Give the number of lines that include the word "this", and nothing else.
>> start Supplied data
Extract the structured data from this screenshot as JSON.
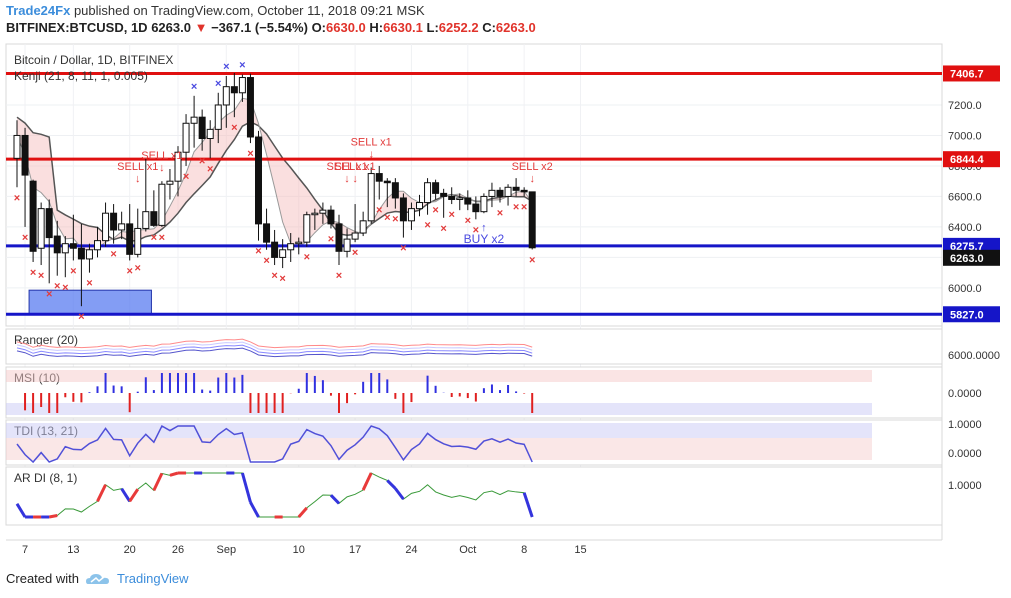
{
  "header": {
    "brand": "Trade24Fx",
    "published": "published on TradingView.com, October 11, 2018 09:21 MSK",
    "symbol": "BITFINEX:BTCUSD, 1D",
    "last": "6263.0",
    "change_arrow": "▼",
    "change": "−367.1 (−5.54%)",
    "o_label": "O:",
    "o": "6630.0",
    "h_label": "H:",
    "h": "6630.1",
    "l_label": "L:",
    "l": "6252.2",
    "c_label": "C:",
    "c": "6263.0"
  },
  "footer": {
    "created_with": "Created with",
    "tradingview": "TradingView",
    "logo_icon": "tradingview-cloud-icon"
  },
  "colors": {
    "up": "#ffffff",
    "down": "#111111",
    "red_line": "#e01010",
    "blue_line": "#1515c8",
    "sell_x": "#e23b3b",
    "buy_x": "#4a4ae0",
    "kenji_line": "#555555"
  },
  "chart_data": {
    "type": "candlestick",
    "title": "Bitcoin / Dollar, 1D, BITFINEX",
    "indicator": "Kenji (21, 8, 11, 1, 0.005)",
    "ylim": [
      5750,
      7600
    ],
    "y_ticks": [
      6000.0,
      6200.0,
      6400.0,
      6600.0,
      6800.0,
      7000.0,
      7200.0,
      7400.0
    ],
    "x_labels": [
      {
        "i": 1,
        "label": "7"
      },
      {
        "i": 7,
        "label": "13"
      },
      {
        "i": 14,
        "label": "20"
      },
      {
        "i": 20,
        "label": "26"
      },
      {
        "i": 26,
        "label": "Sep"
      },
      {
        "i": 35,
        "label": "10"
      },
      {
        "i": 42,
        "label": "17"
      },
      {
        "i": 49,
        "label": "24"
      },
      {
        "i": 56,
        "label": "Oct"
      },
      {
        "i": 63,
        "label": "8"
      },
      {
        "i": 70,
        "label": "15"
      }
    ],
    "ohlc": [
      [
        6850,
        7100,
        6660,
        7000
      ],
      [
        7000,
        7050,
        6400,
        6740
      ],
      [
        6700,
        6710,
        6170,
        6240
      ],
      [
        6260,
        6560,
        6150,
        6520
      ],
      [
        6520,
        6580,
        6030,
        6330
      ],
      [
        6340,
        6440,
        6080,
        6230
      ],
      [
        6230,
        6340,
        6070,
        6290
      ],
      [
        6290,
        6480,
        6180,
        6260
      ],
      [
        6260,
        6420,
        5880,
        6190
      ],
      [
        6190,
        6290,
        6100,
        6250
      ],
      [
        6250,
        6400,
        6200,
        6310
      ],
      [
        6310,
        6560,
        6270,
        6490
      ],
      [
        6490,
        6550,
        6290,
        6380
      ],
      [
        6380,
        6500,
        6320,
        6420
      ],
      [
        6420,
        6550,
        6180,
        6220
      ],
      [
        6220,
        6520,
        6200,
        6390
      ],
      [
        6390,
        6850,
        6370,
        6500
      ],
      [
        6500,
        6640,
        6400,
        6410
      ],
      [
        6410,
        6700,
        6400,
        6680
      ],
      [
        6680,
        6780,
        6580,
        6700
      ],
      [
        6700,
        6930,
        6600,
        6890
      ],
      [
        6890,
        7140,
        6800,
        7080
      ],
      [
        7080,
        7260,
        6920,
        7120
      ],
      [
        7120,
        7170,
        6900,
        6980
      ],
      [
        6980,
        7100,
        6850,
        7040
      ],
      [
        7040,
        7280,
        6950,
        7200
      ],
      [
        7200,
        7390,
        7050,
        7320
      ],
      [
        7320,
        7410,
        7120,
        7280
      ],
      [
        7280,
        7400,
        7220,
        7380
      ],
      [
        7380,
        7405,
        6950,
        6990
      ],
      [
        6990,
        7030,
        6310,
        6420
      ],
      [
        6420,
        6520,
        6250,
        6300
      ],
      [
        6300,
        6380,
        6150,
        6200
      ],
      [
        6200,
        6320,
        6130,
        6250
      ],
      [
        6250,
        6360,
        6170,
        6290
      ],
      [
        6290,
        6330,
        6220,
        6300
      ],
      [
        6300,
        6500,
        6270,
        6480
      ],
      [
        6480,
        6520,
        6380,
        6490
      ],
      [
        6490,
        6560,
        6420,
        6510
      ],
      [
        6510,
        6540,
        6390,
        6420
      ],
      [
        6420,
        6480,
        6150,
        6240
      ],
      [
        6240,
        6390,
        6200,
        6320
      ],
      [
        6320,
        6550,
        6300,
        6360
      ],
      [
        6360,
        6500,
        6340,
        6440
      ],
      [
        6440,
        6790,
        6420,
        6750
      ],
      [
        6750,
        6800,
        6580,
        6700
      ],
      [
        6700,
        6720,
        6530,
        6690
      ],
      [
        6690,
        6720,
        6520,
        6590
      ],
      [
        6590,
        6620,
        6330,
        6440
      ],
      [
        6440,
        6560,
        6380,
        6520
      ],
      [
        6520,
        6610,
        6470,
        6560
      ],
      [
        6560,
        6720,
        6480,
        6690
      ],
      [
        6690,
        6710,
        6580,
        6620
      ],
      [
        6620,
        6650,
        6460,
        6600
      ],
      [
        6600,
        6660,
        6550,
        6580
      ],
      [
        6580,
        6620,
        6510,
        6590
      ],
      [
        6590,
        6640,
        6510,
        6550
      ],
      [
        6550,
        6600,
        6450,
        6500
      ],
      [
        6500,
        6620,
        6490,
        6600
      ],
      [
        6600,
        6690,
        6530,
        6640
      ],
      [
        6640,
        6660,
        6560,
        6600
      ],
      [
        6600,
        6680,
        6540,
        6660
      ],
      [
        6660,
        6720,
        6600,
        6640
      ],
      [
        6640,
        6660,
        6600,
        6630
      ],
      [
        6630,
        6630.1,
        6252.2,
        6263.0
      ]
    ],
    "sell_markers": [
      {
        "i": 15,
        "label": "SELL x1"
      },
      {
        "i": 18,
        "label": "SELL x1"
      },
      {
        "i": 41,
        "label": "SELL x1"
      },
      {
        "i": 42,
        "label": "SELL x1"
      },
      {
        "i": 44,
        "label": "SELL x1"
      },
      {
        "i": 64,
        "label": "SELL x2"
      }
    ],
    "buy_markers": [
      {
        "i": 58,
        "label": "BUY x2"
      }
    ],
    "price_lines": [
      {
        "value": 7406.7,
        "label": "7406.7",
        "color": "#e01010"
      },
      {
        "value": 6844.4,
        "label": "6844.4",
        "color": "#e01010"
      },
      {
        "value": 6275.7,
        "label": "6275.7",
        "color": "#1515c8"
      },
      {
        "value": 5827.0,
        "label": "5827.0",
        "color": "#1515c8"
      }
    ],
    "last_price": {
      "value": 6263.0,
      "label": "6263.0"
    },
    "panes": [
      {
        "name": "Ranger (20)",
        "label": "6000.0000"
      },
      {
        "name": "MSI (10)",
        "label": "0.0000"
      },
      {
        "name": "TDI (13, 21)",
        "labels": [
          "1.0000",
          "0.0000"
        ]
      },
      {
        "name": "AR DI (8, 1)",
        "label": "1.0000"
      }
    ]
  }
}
>> end Supplied data
>> start Supplied data
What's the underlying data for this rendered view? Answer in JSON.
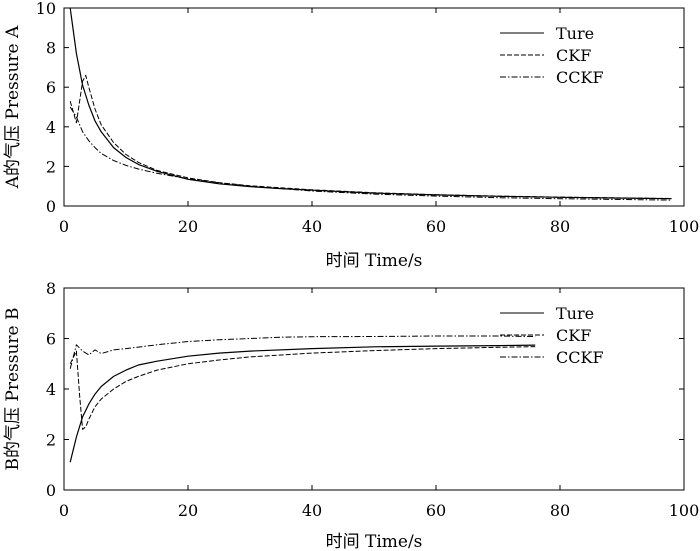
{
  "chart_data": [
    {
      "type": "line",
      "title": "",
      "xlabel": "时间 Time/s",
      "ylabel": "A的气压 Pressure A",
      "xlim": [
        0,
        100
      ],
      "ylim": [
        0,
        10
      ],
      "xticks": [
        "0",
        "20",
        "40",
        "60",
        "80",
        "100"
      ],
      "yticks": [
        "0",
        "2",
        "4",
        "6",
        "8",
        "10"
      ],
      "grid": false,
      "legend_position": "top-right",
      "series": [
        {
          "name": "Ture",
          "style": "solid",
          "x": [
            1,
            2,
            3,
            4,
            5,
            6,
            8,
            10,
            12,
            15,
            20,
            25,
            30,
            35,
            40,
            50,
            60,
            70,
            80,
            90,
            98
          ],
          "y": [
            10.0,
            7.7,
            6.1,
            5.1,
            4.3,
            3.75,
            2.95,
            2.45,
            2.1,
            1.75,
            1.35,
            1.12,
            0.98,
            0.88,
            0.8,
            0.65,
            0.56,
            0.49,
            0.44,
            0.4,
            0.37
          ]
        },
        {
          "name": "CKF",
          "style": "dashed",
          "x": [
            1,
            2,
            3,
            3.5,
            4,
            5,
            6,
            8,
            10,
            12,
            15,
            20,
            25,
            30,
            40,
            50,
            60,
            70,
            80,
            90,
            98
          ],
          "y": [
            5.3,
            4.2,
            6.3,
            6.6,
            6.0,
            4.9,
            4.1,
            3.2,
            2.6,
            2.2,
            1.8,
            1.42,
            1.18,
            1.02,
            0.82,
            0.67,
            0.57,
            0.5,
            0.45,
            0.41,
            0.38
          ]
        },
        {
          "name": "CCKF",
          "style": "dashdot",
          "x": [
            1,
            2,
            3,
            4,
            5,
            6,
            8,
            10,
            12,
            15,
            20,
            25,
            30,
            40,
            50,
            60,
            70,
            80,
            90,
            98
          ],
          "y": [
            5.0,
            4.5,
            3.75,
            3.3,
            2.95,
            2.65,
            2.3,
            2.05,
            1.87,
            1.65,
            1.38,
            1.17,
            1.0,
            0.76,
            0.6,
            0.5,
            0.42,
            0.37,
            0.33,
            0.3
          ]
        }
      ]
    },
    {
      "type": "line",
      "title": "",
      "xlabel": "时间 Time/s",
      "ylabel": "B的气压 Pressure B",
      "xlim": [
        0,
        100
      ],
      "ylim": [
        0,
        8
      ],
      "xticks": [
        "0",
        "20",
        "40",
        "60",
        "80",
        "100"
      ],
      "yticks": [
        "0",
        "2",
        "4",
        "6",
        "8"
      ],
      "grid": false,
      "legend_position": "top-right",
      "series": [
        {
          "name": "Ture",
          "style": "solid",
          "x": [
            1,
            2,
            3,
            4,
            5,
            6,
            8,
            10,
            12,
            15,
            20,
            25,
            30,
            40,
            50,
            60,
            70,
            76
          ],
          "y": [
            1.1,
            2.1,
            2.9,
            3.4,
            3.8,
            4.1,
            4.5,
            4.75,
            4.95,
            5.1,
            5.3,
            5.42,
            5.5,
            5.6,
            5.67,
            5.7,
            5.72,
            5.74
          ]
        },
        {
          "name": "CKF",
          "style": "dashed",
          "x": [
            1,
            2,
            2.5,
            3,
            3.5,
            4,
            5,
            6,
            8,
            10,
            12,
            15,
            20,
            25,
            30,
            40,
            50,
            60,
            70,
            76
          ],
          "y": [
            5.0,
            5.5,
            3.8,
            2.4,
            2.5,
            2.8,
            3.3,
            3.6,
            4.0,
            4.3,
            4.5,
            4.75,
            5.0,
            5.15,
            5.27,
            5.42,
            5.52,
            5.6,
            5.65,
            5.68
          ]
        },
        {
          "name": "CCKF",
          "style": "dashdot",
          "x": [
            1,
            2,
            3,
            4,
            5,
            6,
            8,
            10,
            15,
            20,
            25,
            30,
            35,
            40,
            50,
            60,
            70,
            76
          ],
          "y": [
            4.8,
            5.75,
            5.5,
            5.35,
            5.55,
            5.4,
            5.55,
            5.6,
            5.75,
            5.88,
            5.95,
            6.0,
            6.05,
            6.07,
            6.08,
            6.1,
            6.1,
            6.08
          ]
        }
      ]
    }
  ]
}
>> end Supplied data
● Complete answer: 2